# Action Stations



## willb (Mar 27, 2013)

Looking for ideas for new and interesting action stations, for any cuisine and any type of event.... some of the ones I have now include

- hand pulled mozzarella

- "living lettuce" clipped on station and tossed with shaved radishes, cheese etc

- live rolled sushi

- 3 kinds of sliders cooked live, each with different toppings / accompaniments

- risotto (not that new but guests always love)

Any ideas that anyone has would be appreciated


----------



## brandon odell (Aug 19, 2012)

One of my favorites is gourmet grilled cheeses to order. Get a couple George Foreman or panini presses, a couple nice breads, some interesting sliced cheeses and toppings, and you can quickly pound out gourmet grilled cheeses to order.

I like to build to order taco stations too. Customers pick their toppings and a chef par fries corn or flour tortillas to order. They are fried just until the edges start to crisp, but before the tortilla loses it's pliability.

Omelet stations are a classic.

Love the sliders done to order, especially when other meats such as turkey, chicken, pork or veal are used.

Pasta stations are also an old standard. Two different pastas. Two sauces and two cooked meats all held hot. Selection of other raw ingredients cooked and tossed to order.

Tossed salads to order do well too. Use a couple interesting homemade vinaigrettes with a choice of greens and fun toppings, tossed to order.

You could also do popsicle sized fried foods to order with a selection of dips. Have things like chicken chunks, hot dogs, vegetables and even desserts skewered on popsicle sticks. Dip and fry on demand in cornmeal batter or tempura batter. I suggest having any meats precooked before battering, except maybe shrimp.


----------



## ed buchanan (May 29, 2006)

Mashed or baked potato station. All differnt toppings


----------



## petalsandcoco (Aug 25, 2009)

Dessert  : Crêpe Suzette

Or just a Crêpe Station and have all the frest fruit and or savory ingredients ready in front to garnish & fill along with sauces towards the end.

Petals.


----------



## flipflopgirl (Jun 27, 2012)

I attended a wedding last month and the station with the longest line was a take on the standard salad bar.

16 oz clear plastic cups with well fitting lids, you pointed out what you wanted and it was assembled for you (way easier to make everything fit, lol) added the dressing and put the top on.

You got to shake it and it was fun and delish, not to mention way less dressing was needed to get a good coat.

Good topic!

mimi


----------



## veghead (Mar 31, 2013)

I like to do a cake decorating station. Crumb coat all the cakes, premix all the icings, and bag up all the decorating icing. Have the person start decorating the cakes as they start serving or part way though and than cup and plate. Works great for larger events and will be talked about for weeks.


----------



## tigerwoman (Jul 18, 2002)

**RECORDS PROVIDED**
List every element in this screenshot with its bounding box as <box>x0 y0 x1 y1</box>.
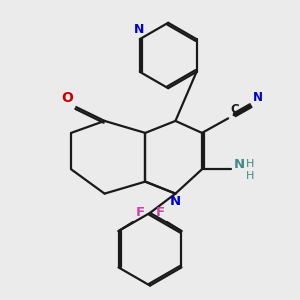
Text: N: N <box>234 158 245 171</box>
Text: C: C <box>231 103 239 116</box>
Text: F: F <box>155 206 164 219</box>
Text: N: N <box>134 23 144 36</box>
Text: F: F <box>136 206 145 219</box>
Text: H: H <box>246 171 254 181</box>
Text: H: H <box>246 159 254 169</box>
Text: N: N <box>170 195 181 208</box>
Text: N: N <box>253 91 262 104</box>
Text: O: O <box>61 91 73 105</box>
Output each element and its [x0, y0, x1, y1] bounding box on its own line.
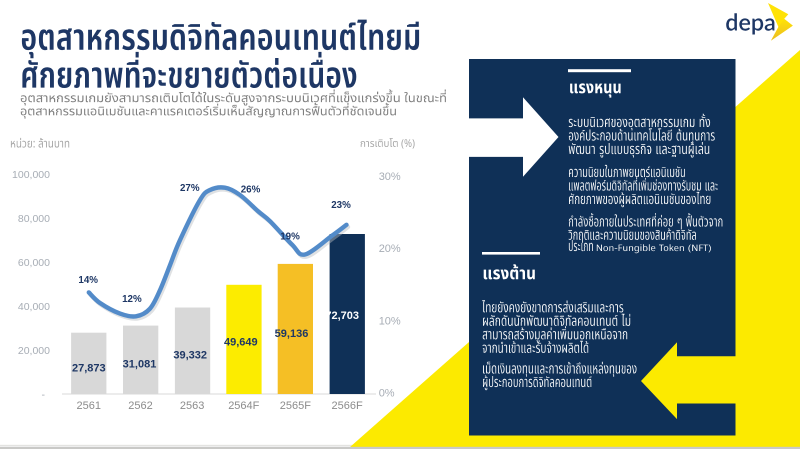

**EXERCISE REQUIREMENTS**
Carry on the forum thread about action stations from its final line, writing the post that follows.

**IN RESPONSE**
we do the salad station that flipflop mentioned but let guests add their own toppings to the clear disposable cups which are attractively displayed in vintage drawers - hand back to attendant who places cover on cup and squirt dressings through straw hole and shakes it up baby - we've had female servers wearing red checked aprons too - cute vintage look. http://simcha-licious-catering-nyc.blogspot.com/2012/05/nyc-bar-mitzvah-party-celebrating-13.html keep scrolling down, it's a long blog

in that same blog we show a make your own nacho bar - a bevy of fun salsas - corn/black bean apple/grape pico avocado crema tropical grilled pineapple pickled radishes etc with assortment of chips and a sprinkle of cheese (could have hot cheese sauce too) also displayed in the vintage drawers --a great find in my building's basement that someone was tossing - left the frame behind and took 5 of the 8 drawers - now wish I had taken all 8! The perks of urban living...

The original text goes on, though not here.